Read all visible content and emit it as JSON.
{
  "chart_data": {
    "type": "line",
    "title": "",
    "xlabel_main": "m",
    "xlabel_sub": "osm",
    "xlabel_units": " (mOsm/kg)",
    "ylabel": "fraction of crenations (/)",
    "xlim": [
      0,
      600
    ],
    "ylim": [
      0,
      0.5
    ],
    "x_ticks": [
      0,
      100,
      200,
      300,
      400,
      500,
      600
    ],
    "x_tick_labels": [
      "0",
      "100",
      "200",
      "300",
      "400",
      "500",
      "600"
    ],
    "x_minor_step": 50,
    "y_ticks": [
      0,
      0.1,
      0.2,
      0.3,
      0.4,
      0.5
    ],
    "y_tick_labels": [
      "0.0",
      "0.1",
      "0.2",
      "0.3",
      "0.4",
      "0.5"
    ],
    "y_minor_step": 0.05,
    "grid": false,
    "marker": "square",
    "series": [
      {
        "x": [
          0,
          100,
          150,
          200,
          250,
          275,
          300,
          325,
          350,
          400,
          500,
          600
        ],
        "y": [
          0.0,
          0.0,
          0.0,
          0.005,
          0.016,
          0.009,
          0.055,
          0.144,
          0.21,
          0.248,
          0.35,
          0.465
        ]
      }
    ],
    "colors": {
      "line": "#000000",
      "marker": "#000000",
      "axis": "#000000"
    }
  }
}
::::::::
• [SHORT EXERCISE]
Return the whole listing exactly, with every line included.

• [CORRECT ANSWER]
Read all visible content and emit it as JSON.
{
  "chart_data": {
    "type": "line",
    "title": "",
    "xlabel_main": "m",
    "xlabel_sub": "osm",
    "xlabel_units": " (mOsm/kg)",
    "ylabel": "fraction of crenations (/)",
    "xlim": [
      0,
      600
    ],
    "ylim": [
      0,
      0.5
    ],
    "x_ticks": [
      0,
      100,
      200,
      300,
      400,
      500,
      600
    ],
    "x_tick_labels": [
      "0",
      "100",
      "200",
      "300",
      "400",
      "500",
      "600"
    ],
    "x_minor_step": 50,
    "y_ticks": [
      0,
      0.1,
      0.2,
      0.3,
      0.4,
      0.5
    ],
    "y_tick_labels": [
      "0.0",
      "0.1",
      "0.2",
      "0.3",
      "0.4",
      "0.5"
    ],
    "y_minor_step": 0.05,
    "grid": false,
    "marker": "square",
    "series": [
      {
        "x": [
          0,
          100,
          150,
          200,
          250,
          275,
          300,
          325,
          350,
          400,
          500,
          600
        ],
        "y": [
          0.0,
          0.0,
          0.0,
          0.005,
          0.016,
          0.009,
          0.055,
          0.144,
          0.21,
          0.248,
          0.35,
          0.465
        ]
      }
    ],
    "colors": {
      "line": "#000000",
      "marker": "#000000",
      "axis": "#000000"
    }
  }
}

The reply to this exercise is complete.